Every record here should be printed again exactly.

*-*-*

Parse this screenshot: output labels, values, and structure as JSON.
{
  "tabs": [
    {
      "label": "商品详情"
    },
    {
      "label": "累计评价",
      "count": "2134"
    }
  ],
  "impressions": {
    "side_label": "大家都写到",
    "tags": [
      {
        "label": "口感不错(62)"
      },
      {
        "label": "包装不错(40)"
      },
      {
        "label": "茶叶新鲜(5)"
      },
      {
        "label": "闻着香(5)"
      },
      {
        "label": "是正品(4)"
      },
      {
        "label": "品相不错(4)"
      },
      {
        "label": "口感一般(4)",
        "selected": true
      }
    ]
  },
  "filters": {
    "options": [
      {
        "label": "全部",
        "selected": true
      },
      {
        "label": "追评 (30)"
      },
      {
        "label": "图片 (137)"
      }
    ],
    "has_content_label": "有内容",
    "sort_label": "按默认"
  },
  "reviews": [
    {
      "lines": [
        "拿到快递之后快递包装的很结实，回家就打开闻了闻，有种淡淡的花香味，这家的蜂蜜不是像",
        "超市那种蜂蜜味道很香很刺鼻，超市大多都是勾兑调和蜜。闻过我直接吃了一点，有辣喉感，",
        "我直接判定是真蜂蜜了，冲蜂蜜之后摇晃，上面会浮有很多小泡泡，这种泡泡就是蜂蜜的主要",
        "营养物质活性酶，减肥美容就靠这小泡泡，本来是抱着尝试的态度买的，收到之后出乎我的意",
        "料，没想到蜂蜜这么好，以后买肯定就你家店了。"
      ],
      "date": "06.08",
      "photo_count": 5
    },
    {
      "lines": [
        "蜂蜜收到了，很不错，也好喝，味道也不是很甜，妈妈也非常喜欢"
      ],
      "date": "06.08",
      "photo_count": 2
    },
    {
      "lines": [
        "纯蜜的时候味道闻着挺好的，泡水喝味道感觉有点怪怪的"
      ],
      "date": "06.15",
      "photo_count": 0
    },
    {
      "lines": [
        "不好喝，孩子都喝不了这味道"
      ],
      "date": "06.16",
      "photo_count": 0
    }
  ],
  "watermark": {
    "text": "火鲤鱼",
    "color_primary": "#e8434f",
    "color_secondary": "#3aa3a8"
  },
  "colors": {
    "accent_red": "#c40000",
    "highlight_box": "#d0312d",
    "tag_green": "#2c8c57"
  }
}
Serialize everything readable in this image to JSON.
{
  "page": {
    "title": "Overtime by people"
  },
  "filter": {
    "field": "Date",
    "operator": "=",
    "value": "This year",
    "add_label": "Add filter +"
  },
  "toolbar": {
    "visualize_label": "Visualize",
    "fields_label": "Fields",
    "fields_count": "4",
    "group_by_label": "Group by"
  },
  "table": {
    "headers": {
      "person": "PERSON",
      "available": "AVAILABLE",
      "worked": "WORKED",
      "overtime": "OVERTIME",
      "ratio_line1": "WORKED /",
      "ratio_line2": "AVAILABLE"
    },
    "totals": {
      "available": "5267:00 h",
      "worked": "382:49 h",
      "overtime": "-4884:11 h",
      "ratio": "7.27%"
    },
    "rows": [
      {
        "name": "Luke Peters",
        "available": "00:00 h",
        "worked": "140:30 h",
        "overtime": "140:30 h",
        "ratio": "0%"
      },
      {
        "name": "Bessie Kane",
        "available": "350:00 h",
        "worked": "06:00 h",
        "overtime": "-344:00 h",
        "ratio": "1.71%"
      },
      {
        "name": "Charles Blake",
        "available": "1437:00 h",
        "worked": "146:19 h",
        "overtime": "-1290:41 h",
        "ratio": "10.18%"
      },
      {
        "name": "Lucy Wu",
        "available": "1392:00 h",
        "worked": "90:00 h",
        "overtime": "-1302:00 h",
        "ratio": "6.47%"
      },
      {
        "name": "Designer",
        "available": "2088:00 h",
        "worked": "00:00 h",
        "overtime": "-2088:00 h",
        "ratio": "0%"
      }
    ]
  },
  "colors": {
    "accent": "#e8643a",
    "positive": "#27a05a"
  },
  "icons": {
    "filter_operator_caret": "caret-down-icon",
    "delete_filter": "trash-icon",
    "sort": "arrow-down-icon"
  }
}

*-*-*

* [Result for this exercise]
Parse this screenshot: output labels, values, and structure as JSON.
{
  "tabs": [
    {
      "label": "商品详情"
    },
    {
      "label": "累计评价",
      "count": "2134"
    }
  ],
  "impressions": {
    "side_label": "大家都写到",
    "tags": [
      {
        "label": "口感不错(62)"
      },
      {
        "label": "包装不错(40)"
      },
      {
        "label": "茶叶新鲜(5)"
      },
      {
        "label": "闻着香(5)"
      },
      {
        "label": "是正品(4)"
      },
      {
        "label": "品相不错(4)"
      },
      {
        "label": "口感一般(4)",
        "selected": true
      }
    ]
  },
  "filters": {
    "options": [
      {
        "label": "全部",
        "selected": true
      },
      {
        "label": "追评 (30)"
      },
      {
        "label": "图片 (137)"
      }
    ],
    "has_content_label": "有内容",
    "sort_label": "按默认"
  },
  "reviews": [
    {
      "lines": [
        "拿到快递之后快递包装的很结实，回家就打开闻了闻，有种淡淡的花香味，这家的蜂蜜不是像",
        "超市那种蜂蜜味道很香很刺鼻，超市大多都是勾兑调和蜜。闻过我直接吃了一点，有辣喉感，",
        "我直接判定是真蜂蜜了，冲蜂蜜之后摇晃，上面会浮有很多小泡泡，这种泡泡就是蜂蜜的主要",
        "营养物质活性酶，减肥美容就靠这小泡泡，本来是抱着尝试的态度买的，收到之后出乎我的意",
        "料，没想到蜂蜜这么好，以后买肯定就你家店了。"
      ],
      "date": "06.08",
      "photo_count": 5
    },
    {
      "lines": [
        "蜂蜜收到了，很不错，也好喝，味道也不是很甜，妈妈也非常喜欢"
      ],
      "date": "06.08",
      "photo_count": 2
    },
    {
      "lines": [
        "纯蜜的时候味道闻着挺好的，泡水喝味道感觉有点怪怪的"
      ],
      "date": "06.15",
      "photo_count": 0
    },
    {
      "lines": [
        "不好喝，孩子都喝不了这味道"
      ],
      "date": "06.16",
      "photo_count": 0
    }
  ],
  "watermark": {
    "text": "火鲤鱼",
    "color_primary": "#e8434f",
    "color_secondary": "#3aa3a8"
  },
  "colors": {
    "accent_red": "#c40000",
    "highlight_box": "#d0312d",
    "tag_green": "#2c8c57"
  }
}
Serialize everything readable in this image to JSON.
{
  "page": {
    "title": "Overtime by people"
  },
  "filter": {
    "field": "Date",
    "operator": "=",
    "value": "This year",
    "add_label": "Add filter +"
  },
  "toolbar": {
    "visualize_label": "Visualize",
    "fields_label": "Fields",
    "fields_count": "4",
    "group_by_label": "Group by"
  },
  "table": {
    "headers": {
      "person": "PERSON",
      "available": "AVAILABLE",
      "worked": "WORKED",
      "overtime": "OVERTIME",
      "ratio_line1": "WORKED /",
      "ratio_line2": "AVAILABLE"
    },
    "totals": {
      "available": "5267:00 h",
      "worked": "382:49 h",
      "overtime": "-4884:11 h",
      "ratio": "7.27%"
    },
    "rows": [
      {
        "name": "Luke Peters",
        "available": "00:00 h",
        "worked": "140:30 h",
        "overtime": "140:30 h",
        "ratio": "0%"
      },
      {
        "name": "Bessie Kane",
        "available": "350:00 h",
        "worked": "06:00 h",
        "overtime": "-344:00 h",
        "ratio": "1.71%"
      },
      {
        "name": "Charles Blake",
        "available": "1437:00 h",
        "worked": "146:19 h",
        "overtime": "-1290:41 h",
        "ratio": "10.18%"
      },
      {
        "name": "Lucy Wu",
        "available": "1392:00 h",
        "worked": "90:00 h",
        "overtime": "-1302:00 h",
        "ratio": "6.47%"
      },
      {
        "name": "Designer",
        "available": "2088:00 h",
        "worked": "00:00 h",
        "overtime": "-2088:00 h",
        "ratio": "0%"
      }
    ]
  },
  "colors": {
    "accent": "#e8643a",
    "positive": "#27a05a"
  },
  "icons": {
    "filter_operator_caret": "caret-down-icon",
    "delete_filter": "trash-icon",
    "sort": "arrow-down-icon"
  }
}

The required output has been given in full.